Collected data
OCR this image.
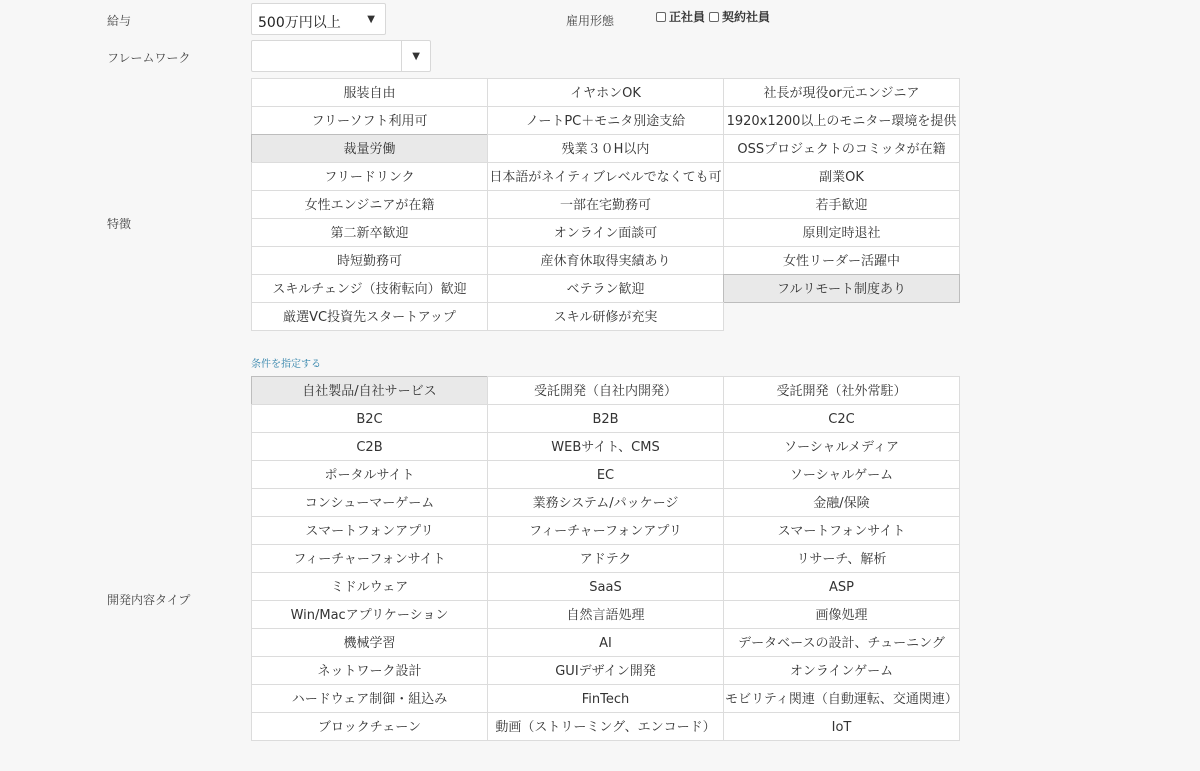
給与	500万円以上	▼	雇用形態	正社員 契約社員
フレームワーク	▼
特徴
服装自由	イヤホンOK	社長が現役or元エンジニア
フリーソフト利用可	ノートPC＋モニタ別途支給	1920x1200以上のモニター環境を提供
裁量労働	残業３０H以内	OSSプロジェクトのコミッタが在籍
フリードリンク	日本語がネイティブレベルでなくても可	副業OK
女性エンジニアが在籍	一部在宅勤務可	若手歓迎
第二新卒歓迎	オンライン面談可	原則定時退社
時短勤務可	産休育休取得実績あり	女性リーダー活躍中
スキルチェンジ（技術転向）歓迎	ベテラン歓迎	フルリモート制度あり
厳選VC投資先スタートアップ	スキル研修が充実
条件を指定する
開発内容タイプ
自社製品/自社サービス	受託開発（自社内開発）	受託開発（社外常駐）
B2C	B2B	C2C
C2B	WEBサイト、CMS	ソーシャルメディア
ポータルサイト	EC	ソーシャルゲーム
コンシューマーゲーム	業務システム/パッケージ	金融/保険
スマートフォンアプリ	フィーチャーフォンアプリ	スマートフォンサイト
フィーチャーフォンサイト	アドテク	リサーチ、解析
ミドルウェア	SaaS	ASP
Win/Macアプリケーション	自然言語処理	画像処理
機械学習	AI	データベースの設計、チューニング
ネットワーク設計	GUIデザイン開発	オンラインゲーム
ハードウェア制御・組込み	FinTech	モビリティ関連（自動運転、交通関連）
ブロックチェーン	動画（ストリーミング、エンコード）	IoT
* * *
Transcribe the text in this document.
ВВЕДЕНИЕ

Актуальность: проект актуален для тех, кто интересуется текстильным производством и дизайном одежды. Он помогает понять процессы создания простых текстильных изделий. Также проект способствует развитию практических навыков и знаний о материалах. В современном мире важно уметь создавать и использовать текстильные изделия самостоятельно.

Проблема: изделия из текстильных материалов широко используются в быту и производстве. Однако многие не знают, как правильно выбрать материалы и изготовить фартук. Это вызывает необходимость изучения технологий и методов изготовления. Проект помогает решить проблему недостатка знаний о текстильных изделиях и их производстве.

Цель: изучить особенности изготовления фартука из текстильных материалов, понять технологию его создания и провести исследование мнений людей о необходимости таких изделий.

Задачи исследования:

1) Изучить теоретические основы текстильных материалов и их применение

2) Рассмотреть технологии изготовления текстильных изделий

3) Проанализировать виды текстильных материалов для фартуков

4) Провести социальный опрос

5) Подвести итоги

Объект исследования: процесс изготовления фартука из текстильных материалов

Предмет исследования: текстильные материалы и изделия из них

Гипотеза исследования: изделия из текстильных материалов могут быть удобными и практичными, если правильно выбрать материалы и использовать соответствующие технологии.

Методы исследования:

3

Exercise brief
Each line holding "технологии" must be found and copied.

Result
2) Рассмотреть технологии изготовления текстильных изделий
Гипотеза исследования: изделия из текстильных материалов могут быть удобными и практичными, если правильно выбрать материалы и использовать соответствующие технологии.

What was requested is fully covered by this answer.